---- DATA FOR THE TASK
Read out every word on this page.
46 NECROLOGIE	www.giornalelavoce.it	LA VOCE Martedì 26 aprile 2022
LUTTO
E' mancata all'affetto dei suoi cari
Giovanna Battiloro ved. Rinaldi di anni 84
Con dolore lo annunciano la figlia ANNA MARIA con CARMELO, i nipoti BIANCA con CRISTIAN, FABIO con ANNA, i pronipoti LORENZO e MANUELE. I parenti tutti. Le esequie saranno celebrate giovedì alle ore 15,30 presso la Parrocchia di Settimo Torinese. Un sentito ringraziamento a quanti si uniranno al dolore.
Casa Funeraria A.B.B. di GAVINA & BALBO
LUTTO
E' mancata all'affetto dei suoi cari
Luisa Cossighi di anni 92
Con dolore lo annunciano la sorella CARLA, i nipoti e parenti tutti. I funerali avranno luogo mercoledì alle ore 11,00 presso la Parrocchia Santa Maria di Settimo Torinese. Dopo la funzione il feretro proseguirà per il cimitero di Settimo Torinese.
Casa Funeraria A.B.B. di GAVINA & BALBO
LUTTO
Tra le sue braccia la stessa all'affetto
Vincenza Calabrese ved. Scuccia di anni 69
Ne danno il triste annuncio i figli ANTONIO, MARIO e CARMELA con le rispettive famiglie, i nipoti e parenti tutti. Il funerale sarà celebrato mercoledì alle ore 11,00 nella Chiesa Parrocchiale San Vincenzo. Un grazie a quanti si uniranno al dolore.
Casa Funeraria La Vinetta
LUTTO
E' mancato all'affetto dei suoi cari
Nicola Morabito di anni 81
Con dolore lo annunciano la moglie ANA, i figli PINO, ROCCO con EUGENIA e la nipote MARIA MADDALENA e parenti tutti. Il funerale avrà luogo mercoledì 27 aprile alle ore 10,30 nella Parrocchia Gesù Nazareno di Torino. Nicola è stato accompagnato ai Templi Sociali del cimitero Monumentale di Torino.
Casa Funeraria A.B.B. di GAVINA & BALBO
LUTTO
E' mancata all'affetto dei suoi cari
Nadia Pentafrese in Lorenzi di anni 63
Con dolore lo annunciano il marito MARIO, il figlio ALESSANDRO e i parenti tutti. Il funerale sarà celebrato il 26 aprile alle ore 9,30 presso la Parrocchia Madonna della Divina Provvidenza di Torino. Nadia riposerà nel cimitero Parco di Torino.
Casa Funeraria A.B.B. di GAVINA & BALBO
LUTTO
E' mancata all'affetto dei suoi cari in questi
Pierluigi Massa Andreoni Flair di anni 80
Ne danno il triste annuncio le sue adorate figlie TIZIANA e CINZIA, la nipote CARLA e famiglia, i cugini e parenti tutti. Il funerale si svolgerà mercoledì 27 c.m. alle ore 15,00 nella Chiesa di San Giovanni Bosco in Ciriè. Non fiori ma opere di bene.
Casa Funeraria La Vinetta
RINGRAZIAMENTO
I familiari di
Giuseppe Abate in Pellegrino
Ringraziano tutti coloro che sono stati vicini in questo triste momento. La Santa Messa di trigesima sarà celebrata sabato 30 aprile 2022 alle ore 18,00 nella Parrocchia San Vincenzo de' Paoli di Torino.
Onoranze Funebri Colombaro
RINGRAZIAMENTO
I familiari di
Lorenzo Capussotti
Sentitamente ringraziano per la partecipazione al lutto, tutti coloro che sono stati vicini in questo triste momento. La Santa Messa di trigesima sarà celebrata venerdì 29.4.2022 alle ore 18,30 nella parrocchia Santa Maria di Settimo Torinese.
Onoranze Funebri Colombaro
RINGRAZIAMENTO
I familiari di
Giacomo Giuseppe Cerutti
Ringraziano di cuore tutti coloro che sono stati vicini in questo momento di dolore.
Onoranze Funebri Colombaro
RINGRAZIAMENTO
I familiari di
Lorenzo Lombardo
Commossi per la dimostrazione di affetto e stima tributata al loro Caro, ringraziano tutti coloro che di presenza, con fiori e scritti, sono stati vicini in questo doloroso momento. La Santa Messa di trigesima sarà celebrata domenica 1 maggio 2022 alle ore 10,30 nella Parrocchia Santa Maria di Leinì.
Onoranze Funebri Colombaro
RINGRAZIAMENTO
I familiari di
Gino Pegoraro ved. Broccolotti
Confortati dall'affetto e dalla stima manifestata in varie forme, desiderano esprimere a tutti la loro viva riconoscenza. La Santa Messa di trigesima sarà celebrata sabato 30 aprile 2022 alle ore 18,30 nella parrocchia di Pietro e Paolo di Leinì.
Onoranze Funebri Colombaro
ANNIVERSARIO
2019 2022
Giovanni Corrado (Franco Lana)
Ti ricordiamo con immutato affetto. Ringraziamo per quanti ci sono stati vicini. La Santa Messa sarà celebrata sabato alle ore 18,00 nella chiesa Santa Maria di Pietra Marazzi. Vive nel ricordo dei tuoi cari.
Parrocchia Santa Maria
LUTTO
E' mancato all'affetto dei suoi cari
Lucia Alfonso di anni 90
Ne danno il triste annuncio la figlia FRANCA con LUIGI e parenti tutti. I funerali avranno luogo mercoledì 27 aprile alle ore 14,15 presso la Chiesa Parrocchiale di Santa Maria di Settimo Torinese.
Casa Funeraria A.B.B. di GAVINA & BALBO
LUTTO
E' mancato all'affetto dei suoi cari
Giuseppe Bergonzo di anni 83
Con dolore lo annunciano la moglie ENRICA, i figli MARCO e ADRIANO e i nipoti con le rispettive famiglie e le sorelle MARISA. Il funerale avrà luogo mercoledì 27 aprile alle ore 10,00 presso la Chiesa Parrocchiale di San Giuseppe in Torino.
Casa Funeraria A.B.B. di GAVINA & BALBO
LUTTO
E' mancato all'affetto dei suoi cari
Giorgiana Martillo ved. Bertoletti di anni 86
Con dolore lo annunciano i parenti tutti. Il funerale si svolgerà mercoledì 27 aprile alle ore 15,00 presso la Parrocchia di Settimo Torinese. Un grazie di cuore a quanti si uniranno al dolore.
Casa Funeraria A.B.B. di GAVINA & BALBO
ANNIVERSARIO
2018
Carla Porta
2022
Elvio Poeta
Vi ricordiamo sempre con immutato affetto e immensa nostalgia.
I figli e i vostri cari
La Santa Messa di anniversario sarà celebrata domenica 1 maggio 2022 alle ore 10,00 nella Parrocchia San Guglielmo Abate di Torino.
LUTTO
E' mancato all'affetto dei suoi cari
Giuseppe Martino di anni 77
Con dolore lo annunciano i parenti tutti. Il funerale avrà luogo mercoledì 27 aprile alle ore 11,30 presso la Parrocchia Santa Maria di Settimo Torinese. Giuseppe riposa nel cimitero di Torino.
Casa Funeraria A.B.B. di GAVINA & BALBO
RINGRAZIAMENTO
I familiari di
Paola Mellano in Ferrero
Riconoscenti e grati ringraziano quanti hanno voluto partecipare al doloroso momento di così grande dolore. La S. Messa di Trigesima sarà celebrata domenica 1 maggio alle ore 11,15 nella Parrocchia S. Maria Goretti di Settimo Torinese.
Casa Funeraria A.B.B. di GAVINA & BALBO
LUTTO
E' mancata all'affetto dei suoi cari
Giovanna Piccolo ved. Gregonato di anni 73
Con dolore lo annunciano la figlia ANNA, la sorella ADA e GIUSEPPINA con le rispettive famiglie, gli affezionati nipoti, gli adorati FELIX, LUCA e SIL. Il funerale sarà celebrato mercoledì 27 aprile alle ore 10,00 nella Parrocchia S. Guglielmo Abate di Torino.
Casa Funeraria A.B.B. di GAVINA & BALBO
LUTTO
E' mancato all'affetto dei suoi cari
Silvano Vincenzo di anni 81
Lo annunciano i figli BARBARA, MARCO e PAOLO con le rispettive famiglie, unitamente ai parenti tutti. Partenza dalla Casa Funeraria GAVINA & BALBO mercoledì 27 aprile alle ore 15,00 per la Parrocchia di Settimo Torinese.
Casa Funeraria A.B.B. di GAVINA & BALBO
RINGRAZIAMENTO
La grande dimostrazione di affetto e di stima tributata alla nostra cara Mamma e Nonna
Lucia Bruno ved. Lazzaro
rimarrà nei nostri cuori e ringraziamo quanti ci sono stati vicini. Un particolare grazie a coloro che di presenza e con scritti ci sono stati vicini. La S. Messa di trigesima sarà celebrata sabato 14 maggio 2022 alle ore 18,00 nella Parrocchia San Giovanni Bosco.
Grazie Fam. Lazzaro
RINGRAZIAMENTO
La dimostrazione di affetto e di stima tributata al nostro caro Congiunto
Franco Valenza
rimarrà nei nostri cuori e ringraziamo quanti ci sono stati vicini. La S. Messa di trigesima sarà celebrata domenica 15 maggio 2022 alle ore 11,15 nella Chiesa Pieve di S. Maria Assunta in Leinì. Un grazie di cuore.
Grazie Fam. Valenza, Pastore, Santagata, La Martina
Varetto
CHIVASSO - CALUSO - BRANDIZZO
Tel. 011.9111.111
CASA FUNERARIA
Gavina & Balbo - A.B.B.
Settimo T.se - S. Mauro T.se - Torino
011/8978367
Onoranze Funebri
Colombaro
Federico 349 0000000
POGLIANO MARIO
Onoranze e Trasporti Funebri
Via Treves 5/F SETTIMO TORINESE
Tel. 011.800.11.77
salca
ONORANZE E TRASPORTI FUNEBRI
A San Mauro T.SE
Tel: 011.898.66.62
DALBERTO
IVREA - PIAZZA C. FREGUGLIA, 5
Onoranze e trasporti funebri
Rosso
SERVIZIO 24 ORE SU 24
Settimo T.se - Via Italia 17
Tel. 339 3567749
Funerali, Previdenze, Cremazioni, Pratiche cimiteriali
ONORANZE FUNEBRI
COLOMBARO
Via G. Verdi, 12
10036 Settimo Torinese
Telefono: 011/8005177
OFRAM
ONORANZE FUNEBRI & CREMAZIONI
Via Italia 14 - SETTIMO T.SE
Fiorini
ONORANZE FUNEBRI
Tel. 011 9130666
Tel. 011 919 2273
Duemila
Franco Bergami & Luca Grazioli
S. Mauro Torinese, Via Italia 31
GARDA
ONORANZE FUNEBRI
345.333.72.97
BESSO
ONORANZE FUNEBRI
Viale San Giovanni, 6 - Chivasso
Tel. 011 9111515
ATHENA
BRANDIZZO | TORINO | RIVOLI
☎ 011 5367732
--------
▶ [WHAT TO PRODUCE] Count how many lines in the data above hold the string "grande", and give the number with no other words.

▶ [FULL ANSWER] 2